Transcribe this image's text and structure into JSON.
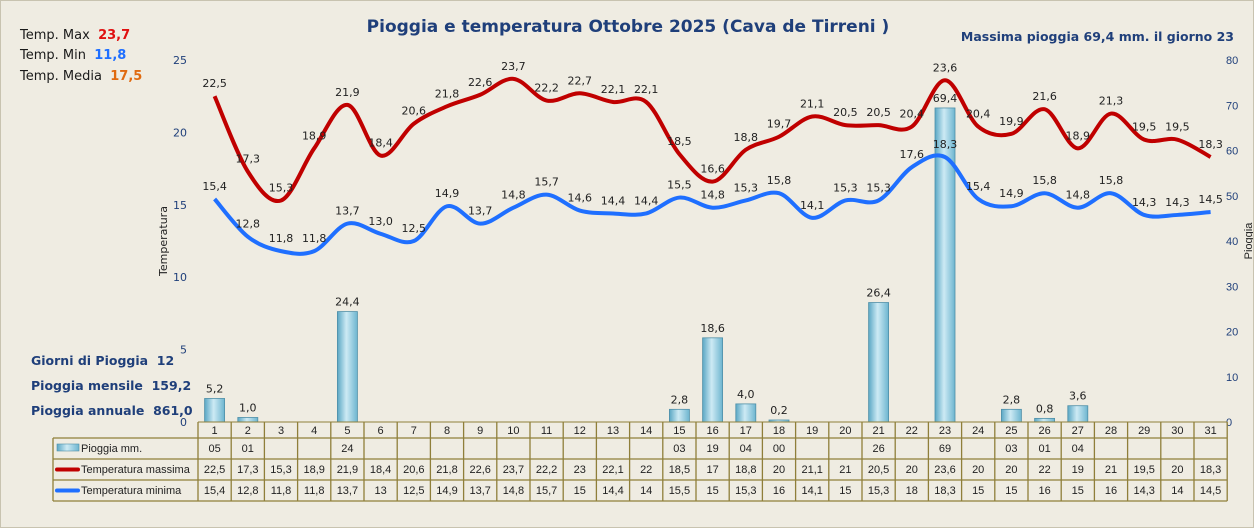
{
  "colors": {
    "max": "#c00000",
    "min": "#1f6fff",
    "rain": "#9fd3e6",
    "title": "#1f3f7a",
    "grid": "#8f7f3a"
  },
  "chart_data": {
    "type": "bar+line",
    "title": "Pioggia e temperatura Ottobre 2025 (Cava de Tirreni )",
    "subtitle": "Massima pioggia  69,4 mm. il giorno 23",
    "ylabel_left": "Temperatura",
    "ylabel_right": "Pioggia",
    "ylim_left": [
      0,
      25
    ],
    "yticks_left": [
      "0",
      "5",
      "10",
      "15",
      "20",
      "25"
    ],
    "ylim_right": [
      0,
      80
    ],
    "yticks_right": [
      "0",
      "10",
      "20",
      "30",
      "40",
      "50",
      "60",
      "70",
      "80"
    ],
    "categories": [
      "1",
      "2",
      "3",
      "4",
      "5",
      "6",
      "7",
      "8",
      "9",
      "10",
      "11",
      "12",
      "13",
      "14",
      "15",
      "16",
      "17",
      "18",
      "19",
      "20",
      "21",
      "22",
      "23",
      "24",
      "25",
      "26",
      "27",
      "28",
      "29",
      "30",
      "31"
    ],
    "series": [
      {
        "name": "Pioggia mm.",
        "type": "bar",
        "axis": "right",
        "values": [
          5.2,
          1.0,
          0,
          0,
          24.4,
          0,
          0,
          0,
          0,
          0,
          0,
          0,
          0,
          0,
          2.8,
          18.6,
          4.0,
          0.2,
          0,
          0,
          26.4,
          0,
          69.4,
          0,
          2.8,
          0.8,
          3.6,
          0,
          0,
          0,
          0
        ],
        "labels": [
          "5,2",
          "1,0",
          "",
          "",
          "24,4",
          "",
          "",
          "",
          "",
          "",
          "",
          "",
          "",
          "",
          "2,8",
          "18,6",
          "4,0",
          "0,2",
          "",
          "",
          "26,4",
          "",
          "69,4",
          "",
          "2,8",
          "0,8",
          "3,6",
          "",
          "",
          "",
          ""
        ]
      },
      {
        "name": "Temperatura massima",
        "type": "line",
        "axis": "left",
        "values": [
          22.5,
          17.3,
          15.3,
          18.9,
          21.9,
          18.4,
          20.6,
          21.8,
          22.6,
          23.7,
          22.2,
          22.7,
          22.1,
          22.1,
          18.5,
          16.6,
          18.8,
          19.7,
          21.1,
          20.5,
          20.5,
          20.4,
          23.6,
          20.4,
          19.9,
          21.6,
          18.9,
          21.3,
          19.5,
          19.5,
          18.3
        ],
        "labels": [
          "22,5",
          "17,3",
          "15,3",
          "18,9",
          "21,9",
          "18,4",
          "20,6",
          "21,8",
          "22,6",
          "23,7",
          "22,2",
          "22,7",
          "22,1",
          "22,1",
          "18,5",
          "16,6",
          "18,8",
          "19,7",
          "21,1",
          "20,5",
          "20,5",
          "20,4",
          "23,6",
          "20,4",
          "19,9",
          "21,6",
          "18,9",
          "21,3",
          "19,5",
          "19,5",
          "18,3"
        ]
      },
      {
        "name": "Temperatura minima",
        "type": "line",
        "axis": "left",
        "values": [
          15.4,
          12.8,
          11.8,
          11.8,
          13.7,
          13.0,
          12.5,
          14.9,
          13.7,
          14.8,
          15.7,
          14.6,
          14.4,
          14.4,
          15.5,
          14.8,
          15.3,
          15.8,
          14.1,
          15.3,
          15.3,
          17.6,
          18.3,
          15.4,
          14.9,
          15.8,
          14.8,
          15.8,
          14.3,
          14.3,
          14.5
        ],
        "labels": [
          "15,4",
          "12,8",
          "11,8",
          "11,8",
          "13,7",
          "13,0",
          "12,5",
          "14,9",
          "13,7",
          "14,8",
          "15,7",
          "14,6",
          "14,4",
          "14,4",
          "15,5",
          "14,8",
          "15,3",
          "15,8",
          "14,1",
          "15,3",
          "15,3",
          "17,6",
          "18,3",
          "15,4",
          "14,9",
          "15,8",
          "14,8",
          "15,8",
          "14,3",
          "14,3",
          "14,5"
        ]
      }
    ],
    "table": {
      "rows": [
        {
          "label": "Pioggia mm.",
          "cells": [
            "05",
            "01",
            "",
            "",
            "24",
            "",
            "",
            "",
            "",
            "",
            "",
            "",
            "",
            "",
            "03",
            "19",
            "04",
            "00",
            "",
            "",
            "26",
            "",
            "69",
            "",
            "03",
            "01",
            "04",
            "",
            "",
            "",
            ""
          ]
        },
        {
          "label": "Temperatura massima",
          "cells": [
            "22,5",
            "17,3",
            "15,3",
            "18,9",
            "21,9",
            "18,4",
            "20,6",
            "21,8",
            "22,6",
            "23,7",
            "22,2",
            "23",
            "22,1",
            "22",
            "18,5",
            "17",
            "18,8",
            "20",
            "21,1",
            "21",
            "20,5",
            "20",
            "23,6",
            "20",
            "20",
            "22",
            "19",
            "21",
            "19,5",
            "20",
            "18,3"
          ]
        },
        {
          "label": "Temperatura minima",
          "cells": [
            "15,4",
            "12,8",
            "11,8",
            "11,8",
            "13,7",
            "13",
            "12,5",
            "14,9",
            "13,7",
            "14,8",
            "15,7",
            "15",
            "14,4",
            "14",
            "15,5",
            "15",
            "15,3",
            "16",
            "14,1",
            "15",
            "15,3",
            "18",
            "18,3",
            "15",
            "15",
            "16",
            "15",
            "16",
            "14,3",
            "14",
            "14,5"
          ]
        }
      ]
    }
  },
  "stats": {
    "tmax_label": "Temp. Max",
    "tmax": "23,7",
    "tmin_label": "Temp. Min",
    "tmin": "11,8",
    "tmed_label": "Temp. Media",
    "tmed": "17,5",
    "giorni_label": "Giorni di Pioggia",
    "giorni": "12",
    "mensile_label": "Pioggia mensile",
    "mensile": "159,2",
    "annuale_label": "Pioggia annuale",
    "annuale": "861,0"
  }
}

#####

**Set task:** Copy all of the entries verbatim, leaving out any pictures they contain.

**Solution:**
Transcribe this image's text and structure into JSON.
{
  "colors": {
    "max": "#c00000",
    "min": "#1f6fff",
    "rain": "#9fd3e6",
    "title": "#1f3f7a",
    "grid": "#8f7f3a"
  },
  "chart_data": {
    "type": "bar+line",
    "title": "Pioggia e temperatura Ottobre 2025 (Cava de Tirreni )",
    "subtitle": "Massima pioggia  69,4 mm. il giorno 23",
    "ylabel_left": "Temperatura",
    "ylabel_right": "Pioggia",
    "ylim_left": [
      0,
      25
    ],
    "yticks_left": [
      "0",
      "5",
      "10",
      "15",
      "20",
      "25"
    ],
    "ylim_right": [
      0,
      80
    ],
    "yticks_right": [
      "0",
      "10",
      "20",
      "30",
      "40",
      "50",
      "60",
      "70",
      "80"
    ],
    "categories": [
      "1",
      "2",
      "3",
      "4",
      "5",
      "6",
      "7",
      "8",
      "9",
      "10",
      "11",
      "12",
      "13",
      "14",
      "15",
      "16",
      "17",
      "18",
      "19",
      "20",
      "21",
      "22",
      "23",
      "24",
      "25",
      "26",
      "27",
      "28",
      "29",
      "30",
      "31"
    ],
    "series": [
      {
        "name": "Pioggia mm.",
        "type": "bar",
        "axis": "right",
        "values": [
          5.2,
          1.0,
          0,
          0,
          24.4,
          0,
          0,
          0,
          0,
          0,
          0,
          0,
          0,
          0,
          2.8,
          18.6,
          4.0,
          0.2,
          0,
          0,
          26.4,
          0,
          69.4,
          0,
          2.8,
          0.8,
          3.6,
          0,
          0,
          0,
          0
        ],
        "labels": [
          "5,2",
          "1,0",
          "",
          "",
          "24,4",
          "",
          "",
          "",
          "",
          "",
          "",
          "",
          "",
          "",
          "2,8",
          "18,6",
          "4,0",
          "0,2",
          "",
          "",
          "26,4",
          "",
          "69,4",
          "",
          "2,8",
          "0,8",
          "3,6",
          "",
          "",
          "",
          ""
        ]
      },
      {
        "name": "Temperatura massima",
        "type": "line",
        "axis": "left",
        "values": [
          22.5,
          17.3,
          15.3,
          18.9,
          21.9,
          18.4,
          20.6,
          21.8,
          22.6,
          23.7,
          22.2,
          22.7,
          22.1,
          22.1,
          18.5,
          16.6,
          18.8,
          19.7,
          21.1,
          20.5,
          20.5,
          20.4,
          23.6,
          20.4,
          19.9,
          21.6,
          18.9,
          21.3,
          19.5,
          19.5,
          18.3
        ],
        "labels": [
          "22,5",
          "17,3",
          "15,3",
          "18,9",
          "21,9",
          "18,4",
          "20,6",
          "21,8",
          "22,6",
          "23,7",
          "22,2",
          "22,7",
          "22,1",
          "22,1",
          "18,5",
          "16,6",
          "18,8",
          "19,7",
          "21,1",
          "20,5",
          "20,5",
          "20,4",
          "23,6",
          "20,4",
          "19,9",
          "21,6",
          "18,9",
          "21,3",
          "19,5",
          "19,5",
          "18,3"
        ]
      },
      {
        "name": "Temperatura minima",
        "type": "line",
        "axis": "left",
        "values": [
          15.4,
          12.8,
          11.8,
          11.8,
          13.7,
          13.0,
          12.5,
          14.9,
          13.7,
          14.8,
          15.7,
          14.6,
          14.4,
          14.4,
          15.5,
          14.8,
          15.3,
          15.8,
          14.1,
          15.3,
          15.3,
          17.6,
          18.3,
          15.4,
          14.9,
          15.8,
          14.8,
          15.8,
          14.3,
          14.3,
          14.5
        ],
        "labels": [
          "15,4",
          "12,8",
          "11,8",
          "11,8",
          "13,7",
          "13,0",
          "12,5",
          "14,9",
          "13,7",
          "14,8",
          "15,7",
          "14,6",
          "14,4",
          "14,4",
          "15,5",
          "14,8",
          "15,3",
          "15,8",
          "14,1",
          "15,3",
          "15,3",
          "17,6",
          "18,3",
          "15,4",
          "14,9",
          "15,8",
          "14,8",
          "15,8",
          "14,3",
          "14,3",
          "14,5"
        ]
      }
    ],
    "table": {
      "rows": [
        {
          "label": "Pioggia mm.",
          "cells": [
            "05",
            "01",
            "",
            "",
            "24",
            "",
            "",
            "",
            "",
            "",
            "",
            "",
            "",
            "",
            "03",
            "19",
            "04",
            "00",
            "",
            "",
            "26",
            "",
            "69",
            "",
            "03",
            "01",
            "04",
            "",
            "",
            "",
            ""
          ]
        },
        {
          "label": "Temperatura massima",
          "cells": [
            "22,5",
            "17,3",
            "15,3",
            "18,9",
            "21,9",
            "18,4",
            "20,6",
            "21,8",
            "22,6",
            "23,7",
            "22,2",
            "23",
            "22,1",
            "22",
            "18,5",
            "17",
            "18,8",
            "20",
            "21,1",
            "21",
            "20,5",
            "20",
            "23,6",
            "20",
            "20",
            "22",
            "19",
            "21",
            "19,5",
            "20",
            "18,3"
          ]
        },
        {
          "label": "Temperatura minima",
          "cells": [
            "15,4",
            "12,8",
            "11,8",
            "11,8",
            "13,7",
            "13",
            "12,5",
            "14,9",
            "13,7",
            "14,8",
            "15,7",
            "15",
            "14,4",
            "14",
            "15,5",
            "15",
            "15,3",
            "16",
            "14,1",
            "15",
            "15,3",
            "18",
            "18,3",
            "15",
            "15",
            "16",
            "15",
            "16",
            "14,3",
            "14",
            "14,5"
          ]
        }
      ]
    }
  },
  "stats": {
    "tmax_label": "Temp. Max",
    "tmax": "23,7",
    "tmin_label": "Temp. Min",
    "tmin": "11,8",
    "tmed_label": "Temp. Media",
    "tmed": "17,5",
    "giorni_label": "Giorni di Pioggia",
    "giorni": "12",
    "mensile_label": "Pioggia mensile",
    "mensile": "159,2",
    "annuale_label": "Pioggia annuale",
    "annuale": "861,0"
  }
}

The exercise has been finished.